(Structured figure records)
%%

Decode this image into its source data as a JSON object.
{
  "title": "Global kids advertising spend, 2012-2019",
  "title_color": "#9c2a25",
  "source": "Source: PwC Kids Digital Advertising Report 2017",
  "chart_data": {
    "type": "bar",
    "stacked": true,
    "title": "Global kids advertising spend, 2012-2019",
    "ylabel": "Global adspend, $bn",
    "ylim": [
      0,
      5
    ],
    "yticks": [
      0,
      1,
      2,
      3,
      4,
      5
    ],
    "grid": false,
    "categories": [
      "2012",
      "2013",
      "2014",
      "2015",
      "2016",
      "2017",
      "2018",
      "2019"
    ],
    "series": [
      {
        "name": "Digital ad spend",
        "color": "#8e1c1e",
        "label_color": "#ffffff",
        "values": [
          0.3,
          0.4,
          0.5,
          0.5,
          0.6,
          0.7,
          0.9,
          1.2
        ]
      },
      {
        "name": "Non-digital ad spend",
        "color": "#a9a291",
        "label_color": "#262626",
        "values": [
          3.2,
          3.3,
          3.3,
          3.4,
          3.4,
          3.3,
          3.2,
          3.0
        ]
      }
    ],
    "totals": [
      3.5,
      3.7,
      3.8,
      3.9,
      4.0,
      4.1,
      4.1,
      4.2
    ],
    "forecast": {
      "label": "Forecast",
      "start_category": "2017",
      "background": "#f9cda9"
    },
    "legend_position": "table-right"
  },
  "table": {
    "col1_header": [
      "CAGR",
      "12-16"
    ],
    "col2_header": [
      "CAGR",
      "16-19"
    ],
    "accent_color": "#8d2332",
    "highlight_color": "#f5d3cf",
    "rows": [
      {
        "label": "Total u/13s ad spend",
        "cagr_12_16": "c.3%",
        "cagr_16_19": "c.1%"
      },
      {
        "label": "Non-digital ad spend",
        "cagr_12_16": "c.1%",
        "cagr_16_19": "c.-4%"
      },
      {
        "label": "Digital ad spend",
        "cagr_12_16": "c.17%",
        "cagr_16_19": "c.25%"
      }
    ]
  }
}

%%

▸ **PROBLEM TO SOLVE**: Reproduce every record above exactly as it appears.

▸ **SOLUTION BELOW**:
Decode this image into its source data as a JSON object.
{
  "title": "Global kids advertising spend, 2012-2019",
  "title_color": "#9c2a25",
  "source": "Source: PwC Kids Digital Advertising Report 2017",
  "chart_data": {
    "type": "bar",
    "stacked": true,
    "title": "Global kids advertising spend, 2012-2019",
    "ylabel": "Global adspend, $bn",
    "ylim": [
      0,
      5
    ],
    "yticks": [
      0,
      1,
      2,
      3,
      4,
      5
    ],
    "grid": false,
    "categories": [
      "2012",
      "2013",
      "2014",
      "2015",
      "2016",
      "2017",
      "2018",
      "2019"
    ],
    "series": [
      {
        "name": "Digital ad spend",
        "color": "#8e1c1e",
        "label_color": "#ffffff",
        "values": [
          0.3,
          0.4,
          0.5,
          0.5,
          0.6,
          0.7,
          0.9,
          1.2
        ]
      },
      {
        "name": "Non-digital ad spend",
        "color": "#a9a291",
        "label_color": "#262626",
        "values": [
          3.2,
          3.3,
          3.3,
          3.4,
          3.4,
          3.3,
          3.2,
          3.0
        ]
      }
    ],
    "totals": [
      3.5,
      3.7,
      3.8,
      3.9,
      4.0,
      4.1,
      4.1,
      4.2
    ],
    "forecast": {
      "label": "Forecast",
      "start_category": "2017",
      "background": "#f9cda9"
    },
    "legend_position": "table-right"
  },
  "table": {
    "col1_header": [
      "CAGR",
      "12-16"
    ],
    "col2_header": [
      "CAGR",
      "16-19"
    ],
    "accent_color": "#8d2332",
    "highlight_color": "#f5d3cf",
    "rows": [
      {
        "label": "Total u/13s ad spend",
        "cagr_12_16": "c.3%",
        "cagr_16_19": "c.1%"
      },
      {
        "label": "Non-digital ad spend",
        "cagr_12_16": "c.1%",
        "cagr_16_19": "c.-4%"
      },
      {
        "label": "Digital ad spend",
        "cagr_12_16": "c.17%",
        "cagr_16_19": "c.25%"
      }
    ]
  }
}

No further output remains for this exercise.